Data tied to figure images
◆ ◆ ◆
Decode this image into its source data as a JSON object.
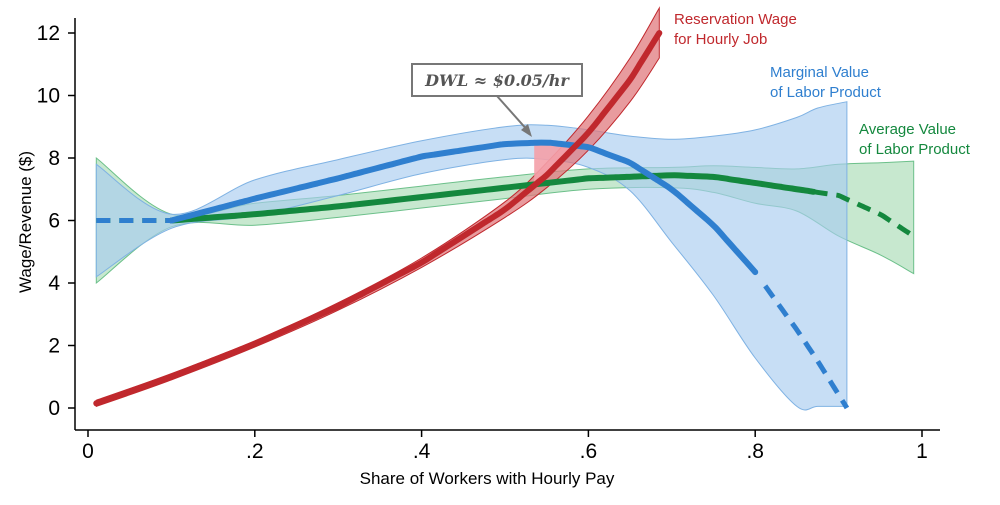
{
  "chart_data": {
    "type": "line",
    "xlabel": "Share of Workers with Hourly Pay",
    "ylabel": "Wage/Revenue ($)",
    "xlim": [
      0,
      1
    ],
    "ylim": [
      0,
      12
    ],
    "x_ticks": [
      {
        "value": 0,
        "label": "0"
      },
      {
        "value": 0.2,
        "label": ".2"
      },
      {
        "value": 0.4,
        "label": ".4"
      },
      {
        "value": 0.6,
        "label": ".6"
      },
      {
        "value": 0.8,
        "label": ".8"
      },
      {
        "value": 1,
        "label": "1"
      }
    ],
    "y_ticks": [
      {
        "value": 0,
        "label": "0"
      },
      {
        "value": 2,
        "label": "2"
      },
      {
        "value": 4,
        "label": "4"
      },
      {
        "value": 6,
        "label": "6"
      },
      {
        "value": 8,
        "label": "8"
      },
      {
        "value": 10,
        "label": "10"
      },
      {
        "value": 12,
        "label": "12"
      }
    ],
    "grid": false,
    "series": [
      {
        "name": "Reservation Wage for Hourly Job",
        "label_lines": [
          "Reservation Wage",
          "for Hourly Job"
        ],
        "color": "#c0282d",
        "band_color": "#e07a7e",
        "x": [
          0.01,
          0.1,
          0.2,
          0.3,
          0.4,
          0.5,
          0.55,
          0.6,
          0.65,
          0.685
        ],
        "y": [
          0.15,
          1.0,
          2.05,
          3.25,
          4.65,
          6.35,
          7.45,
          8.8,
          10.5,
          12.0
        ],
        "ci_half_width": [
          0.1,
          0.1,
          0.1,
          0.12,
          0.15,
          0.25,
          0.4,
          0.55,
          0.7,
          0.8
        ]
      },
      {
        "name": "Marginal Value of Labor Product",
        "label_lines": [
          "Marginal Value",
          "of Labor Product"
        ],
        "color": "#2f7fcf",
        "band_color": "#a9cdf0",
        "x": [
          0.01,
          0.1,
          0.2,
          0.3,
          0.4,
          0.5,
          0.55,
          0.6,
          0.65,
          0.7,
          0.75,
          0.8,
          0.85,
          0.875,
          0.91
        ],
        "y": [
          6.0,
          6.0,
          6.7,
          7.35,
          8.05,
          8.45,
          8.5,
          8.35,
          7.85,
          7.0,
          5.85,
          4.35,
          2.5,
          1.5,
          0.0
        ],
        "ci_upper": [
          7.8,
          6.2,
          7.3,
          7.95,
          8.55,
          9.0,
          9.05,
          8.9,
          8.7,
          8.6,
          8.7,
          8.9,
          9.3,
          9.6,
          9.8
        ],
        "ci_lower": [
          4.2,
          5.75,
          6.15,
          6.8,
          7.5,
          7.95,
          7.95,
          7.7,
          6.95,
          5.3,
          3.6,
          1.6,
          0.05,
          0.05,
          0.05
        ],
        "solid_until_x": 0.8,
        "dashed_from_x": 0.81,
        "dashed_start_x": 0.1
      },
      {
        "name": "Average Value of Labor Product",
        "label_lines": [
          "Average Value",
          "of Labor Product"
        ],
        "color": "#14883e",
        "band_color": "#a9dcb6",
        "x": [
          0.01,
          0.1,
          0.2,
          0.3,
          0.4,
          0.5,
          0.6,
          0.7,
          0.75,
          0.8,
          0.85,
          0.9,
          0.95,
          0.99
        ],
        "y": [
          6.0,
          6.0,
          6.2,
          6.45,
          6.75,
          7.05,
          7.35,
          7.45,
          7.4,
          7.2,
          7.0,
          6.8,
          6.2,
          5.5
        ],
        "ci_upper": [
          8.0,
          6.2,
          6.55,
          6.8,
          7.1,
          7.4,
          7.65,
          7.7,
          7.75,
          7.7,
          7.65,
          7.8,
          7.85,
          7.9
        ],
        "ci_lower": [
          4.0,
          5.8,
          5.85,
          6.1,
          6.4,
          6.7,
          7.0,
          7.05,
          6.9,
          6.55,
          6.3,
          5.5,
          4.9,
          4.3
        ],
        "solid_until_x": 0.87,
        "dashed_start_x": 0.1
      }
    ],
    "annotations": [
      {
        "text": "DWL ≈ $0.05/hr",
        "points_to_x": 0.55,
        "points_to_y": 8.5
      },
      {
        "type": "shaded_region",
        "description": "DWL triangle between reservation wage and marginal value",
        "x": [
          0.535,
          0.59
        ],
        "color": "#f4a0a8"
      }
    ]
  }
}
◆ ◆ ◆
• [Objective] Copy every single line of the material above that holds "Product".

• [Result of this exercise]
        "name": "Marginal Value of Labor Product",
          "of Labor Product"
        "name": "Average Value of Labor Product",
          "of Labor Product"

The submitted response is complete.